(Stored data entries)
- - - - -

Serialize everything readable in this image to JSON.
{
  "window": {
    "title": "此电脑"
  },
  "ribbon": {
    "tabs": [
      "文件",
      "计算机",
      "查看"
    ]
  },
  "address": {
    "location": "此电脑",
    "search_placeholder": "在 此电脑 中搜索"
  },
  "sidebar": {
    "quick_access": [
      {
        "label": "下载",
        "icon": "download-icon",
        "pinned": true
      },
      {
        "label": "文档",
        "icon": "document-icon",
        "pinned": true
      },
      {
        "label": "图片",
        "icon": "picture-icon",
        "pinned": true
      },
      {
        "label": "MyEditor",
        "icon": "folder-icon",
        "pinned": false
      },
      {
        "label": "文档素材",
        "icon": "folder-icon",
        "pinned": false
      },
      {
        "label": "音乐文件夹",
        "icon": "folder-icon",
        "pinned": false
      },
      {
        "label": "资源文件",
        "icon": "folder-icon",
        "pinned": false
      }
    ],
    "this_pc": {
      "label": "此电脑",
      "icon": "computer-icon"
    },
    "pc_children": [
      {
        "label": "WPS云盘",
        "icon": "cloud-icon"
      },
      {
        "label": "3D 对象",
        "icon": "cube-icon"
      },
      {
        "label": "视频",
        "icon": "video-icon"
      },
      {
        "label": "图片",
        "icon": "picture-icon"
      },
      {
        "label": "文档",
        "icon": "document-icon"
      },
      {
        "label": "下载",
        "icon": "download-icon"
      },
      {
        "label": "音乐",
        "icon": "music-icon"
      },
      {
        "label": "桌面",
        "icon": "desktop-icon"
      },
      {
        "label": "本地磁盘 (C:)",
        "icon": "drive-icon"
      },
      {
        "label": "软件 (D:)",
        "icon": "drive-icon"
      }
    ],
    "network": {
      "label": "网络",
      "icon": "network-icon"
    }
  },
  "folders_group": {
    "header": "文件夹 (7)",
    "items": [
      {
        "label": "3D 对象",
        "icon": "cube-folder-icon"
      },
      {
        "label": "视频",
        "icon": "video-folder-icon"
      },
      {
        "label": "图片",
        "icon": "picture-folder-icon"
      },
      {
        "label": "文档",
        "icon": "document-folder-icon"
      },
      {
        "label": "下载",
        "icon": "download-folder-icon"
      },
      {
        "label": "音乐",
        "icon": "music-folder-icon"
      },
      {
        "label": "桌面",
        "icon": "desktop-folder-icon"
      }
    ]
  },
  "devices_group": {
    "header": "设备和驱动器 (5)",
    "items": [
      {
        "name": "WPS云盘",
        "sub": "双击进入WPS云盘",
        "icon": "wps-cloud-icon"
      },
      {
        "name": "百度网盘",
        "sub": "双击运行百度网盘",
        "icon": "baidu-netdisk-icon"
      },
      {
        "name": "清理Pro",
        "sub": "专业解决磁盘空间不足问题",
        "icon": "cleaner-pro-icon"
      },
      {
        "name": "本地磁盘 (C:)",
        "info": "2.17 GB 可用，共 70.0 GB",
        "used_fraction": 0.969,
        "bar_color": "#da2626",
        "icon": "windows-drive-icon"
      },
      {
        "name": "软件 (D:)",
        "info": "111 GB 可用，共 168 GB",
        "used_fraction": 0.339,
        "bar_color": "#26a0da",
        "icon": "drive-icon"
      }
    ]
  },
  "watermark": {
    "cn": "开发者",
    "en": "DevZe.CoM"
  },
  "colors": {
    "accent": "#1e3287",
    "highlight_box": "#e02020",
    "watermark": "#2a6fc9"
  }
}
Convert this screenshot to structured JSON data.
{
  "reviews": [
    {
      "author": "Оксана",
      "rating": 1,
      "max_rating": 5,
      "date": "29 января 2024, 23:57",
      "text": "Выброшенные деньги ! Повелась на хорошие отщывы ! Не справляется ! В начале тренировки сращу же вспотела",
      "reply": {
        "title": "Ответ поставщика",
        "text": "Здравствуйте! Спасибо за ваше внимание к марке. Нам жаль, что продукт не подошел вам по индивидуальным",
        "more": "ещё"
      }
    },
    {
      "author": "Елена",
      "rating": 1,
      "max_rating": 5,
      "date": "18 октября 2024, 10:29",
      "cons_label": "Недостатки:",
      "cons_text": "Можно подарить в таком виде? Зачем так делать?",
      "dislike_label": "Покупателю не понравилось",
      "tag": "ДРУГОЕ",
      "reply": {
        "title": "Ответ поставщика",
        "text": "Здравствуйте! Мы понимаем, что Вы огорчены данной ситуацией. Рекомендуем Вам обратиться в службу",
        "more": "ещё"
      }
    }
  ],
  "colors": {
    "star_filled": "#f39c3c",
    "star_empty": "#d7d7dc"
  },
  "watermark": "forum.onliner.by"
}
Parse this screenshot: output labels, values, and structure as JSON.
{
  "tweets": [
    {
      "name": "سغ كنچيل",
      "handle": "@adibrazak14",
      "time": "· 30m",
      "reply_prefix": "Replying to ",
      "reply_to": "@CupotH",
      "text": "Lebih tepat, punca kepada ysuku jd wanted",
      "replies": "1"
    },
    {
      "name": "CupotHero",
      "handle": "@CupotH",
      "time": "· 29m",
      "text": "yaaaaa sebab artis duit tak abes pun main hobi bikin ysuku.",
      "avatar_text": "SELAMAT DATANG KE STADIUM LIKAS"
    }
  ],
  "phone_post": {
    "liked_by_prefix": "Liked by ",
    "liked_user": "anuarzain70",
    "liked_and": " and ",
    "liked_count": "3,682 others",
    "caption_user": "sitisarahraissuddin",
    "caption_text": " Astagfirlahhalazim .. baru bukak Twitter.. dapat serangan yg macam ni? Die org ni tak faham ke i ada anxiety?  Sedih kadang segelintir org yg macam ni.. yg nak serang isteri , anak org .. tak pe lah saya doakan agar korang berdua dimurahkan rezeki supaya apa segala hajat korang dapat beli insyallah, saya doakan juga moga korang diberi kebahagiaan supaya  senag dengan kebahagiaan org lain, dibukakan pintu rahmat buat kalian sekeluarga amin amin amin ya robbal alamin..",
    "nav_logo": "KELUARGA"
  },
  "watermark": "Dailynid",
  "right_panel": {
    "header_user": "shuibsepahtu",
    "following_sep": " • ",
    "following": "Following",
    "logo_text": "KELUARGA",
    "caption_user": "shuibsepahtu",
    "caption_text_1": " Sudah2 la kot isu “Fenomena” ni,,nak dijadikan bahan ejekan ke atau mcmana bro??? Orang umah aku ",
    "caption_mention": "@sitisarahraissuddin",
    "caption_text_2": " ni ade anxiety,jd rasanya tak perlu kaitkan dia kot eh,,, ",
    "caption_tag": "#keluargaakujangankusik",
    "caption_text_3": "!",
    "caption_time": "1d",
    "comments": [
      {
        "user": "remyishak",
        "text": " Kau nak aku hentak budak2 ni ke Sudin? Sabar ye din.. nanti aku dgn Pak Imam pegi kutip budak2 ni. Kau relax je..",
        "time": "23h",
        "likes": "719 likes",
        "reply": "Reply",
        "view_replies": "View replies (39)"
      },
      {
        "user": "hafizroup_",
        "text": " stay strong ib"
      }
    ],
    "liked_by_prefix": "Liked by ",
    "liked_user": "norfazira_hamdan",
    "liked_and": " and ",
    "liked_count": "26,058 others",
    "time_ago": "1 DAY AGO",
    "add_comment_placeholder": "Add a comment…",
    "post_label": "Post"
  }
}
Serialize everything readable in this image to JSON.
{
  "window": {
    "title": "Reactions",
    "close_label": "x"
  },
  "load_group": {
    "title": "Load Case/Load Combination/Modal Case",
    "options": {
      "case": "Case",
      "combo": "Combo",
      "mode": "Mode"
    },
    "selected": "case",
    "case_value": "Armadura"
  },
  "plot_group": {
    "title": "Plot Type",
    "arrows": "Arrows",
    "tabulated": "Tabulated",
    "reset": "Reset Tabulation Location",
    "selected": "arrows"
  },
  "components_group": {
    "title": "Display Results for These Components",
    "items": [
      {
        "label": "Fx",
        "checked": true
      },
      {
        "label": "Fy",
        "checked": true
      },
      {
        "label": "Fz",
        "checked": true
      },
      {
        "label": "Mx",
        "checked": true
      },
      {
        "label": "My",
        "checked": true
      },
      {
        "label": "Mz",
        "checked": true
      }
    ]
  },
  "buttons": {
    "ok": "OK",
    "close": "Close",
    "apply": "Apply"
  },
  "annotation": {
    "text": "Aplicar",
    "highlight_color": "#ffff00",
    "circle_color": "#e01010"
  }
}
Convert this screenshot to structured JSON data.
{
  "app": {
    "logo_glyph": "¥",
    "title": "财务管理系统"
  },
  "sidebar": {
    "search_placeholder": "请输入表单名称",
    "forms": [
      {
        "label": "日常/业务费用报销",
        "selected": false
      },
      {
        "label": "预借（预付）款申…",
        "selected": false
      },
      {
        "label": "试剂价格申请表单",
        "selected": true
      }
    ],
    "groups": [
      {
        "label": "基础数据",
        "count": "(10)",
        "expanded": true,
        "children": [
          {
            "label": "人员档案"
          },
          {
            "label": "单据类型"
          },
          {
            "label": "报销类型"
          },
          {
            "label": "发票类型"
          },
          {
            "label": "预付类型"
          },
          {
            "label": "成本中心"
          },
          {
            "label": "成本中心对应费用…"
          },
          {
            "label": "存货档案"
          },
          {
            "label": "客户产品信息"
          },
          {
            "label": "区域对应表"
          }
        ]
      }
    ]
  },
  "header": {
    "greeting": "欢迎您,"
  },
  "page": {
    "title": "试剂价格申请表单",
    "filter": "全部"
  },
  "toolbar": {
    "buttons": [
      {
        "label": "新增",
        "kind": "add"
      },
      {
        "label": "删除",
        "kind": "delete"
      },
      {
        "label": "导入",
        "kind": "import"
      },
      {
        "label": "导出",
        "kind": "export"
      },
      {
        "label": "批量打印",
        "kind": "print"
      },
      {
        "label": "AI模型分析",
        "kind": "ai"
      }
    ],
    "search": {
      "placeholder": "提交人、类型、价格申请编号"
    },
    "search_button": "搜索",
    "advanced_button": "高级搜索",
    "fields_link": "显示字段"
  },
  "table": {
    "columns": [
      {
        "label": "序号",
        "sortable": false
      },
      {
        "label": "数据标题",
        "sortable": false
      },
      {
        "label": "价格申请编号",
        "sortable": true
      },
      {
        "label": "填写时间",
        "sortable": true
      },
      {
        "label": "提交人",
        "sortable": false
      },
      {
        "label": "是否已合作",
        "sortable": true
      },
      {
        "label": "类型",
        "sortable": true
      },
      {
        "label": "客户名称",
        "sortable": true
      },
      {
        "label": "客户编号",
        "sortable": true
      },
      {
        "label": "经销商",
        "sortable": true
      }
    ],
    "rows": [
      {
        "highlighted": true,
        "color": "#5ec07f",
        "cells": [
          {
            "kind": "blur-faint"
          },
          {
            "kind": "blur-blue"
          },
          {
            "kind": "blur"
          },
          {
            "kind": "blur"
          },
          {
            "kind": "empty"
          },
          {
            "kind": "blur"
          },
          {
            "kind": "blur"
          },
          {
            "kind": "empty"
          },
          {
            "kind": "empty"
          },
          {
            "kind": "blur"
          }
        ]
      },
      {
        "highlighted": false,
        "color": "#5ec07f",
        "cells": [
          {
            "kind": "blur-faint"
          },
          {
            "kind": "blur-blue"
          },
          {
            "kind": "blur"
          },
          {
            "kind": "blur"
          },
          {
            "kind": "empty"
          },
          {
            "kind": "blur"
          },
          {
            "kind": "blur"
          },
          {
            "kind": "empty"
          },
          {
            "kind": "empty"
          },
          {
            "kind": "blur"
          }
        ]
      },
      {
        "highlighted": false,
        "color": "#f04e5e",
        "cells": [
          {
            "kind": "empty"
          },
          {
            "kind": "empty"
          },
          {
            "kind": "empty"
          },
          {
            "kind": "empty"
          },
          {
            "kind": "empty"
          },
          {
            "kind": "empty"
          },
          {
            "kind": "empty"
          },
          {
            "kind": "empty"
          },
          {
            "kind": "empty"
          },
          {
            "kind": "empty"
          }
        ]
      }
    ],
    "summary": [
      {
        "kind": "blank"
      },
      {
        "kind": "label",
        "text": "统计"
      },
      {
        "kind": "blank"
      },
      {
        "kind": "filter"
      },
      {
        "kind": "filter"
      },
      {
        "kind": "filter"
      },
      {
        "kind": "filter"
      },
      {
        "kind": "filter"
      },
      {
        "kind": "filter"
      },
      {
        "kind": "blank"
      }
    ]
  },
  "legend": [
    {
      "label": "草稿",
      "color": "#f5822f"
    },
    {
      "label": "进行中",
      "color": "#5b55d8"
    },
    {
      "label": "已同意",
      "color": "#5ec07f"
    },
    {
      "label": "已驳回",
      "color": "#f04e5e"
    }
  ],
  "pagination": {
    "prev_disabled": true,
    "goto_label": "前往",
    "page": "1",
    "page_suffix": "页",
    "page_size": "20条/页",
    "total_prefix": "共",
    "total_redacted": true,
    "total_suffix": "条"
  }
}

- - - - -

TASK -
From the entries above, collect every line with the string "Здравствуйте" in it.

EXERCISE OUTPUT -
        "text": "Здравствуйте! Спасибо за ваше внимание к марке. Нам жаль, что продукт не подошел вам по индивидуальным",
        "text": "Здравствуйте! Мы понимаем, что Вы огорчены данной ситуацией. Рекомендуем Вам обратиться в службу",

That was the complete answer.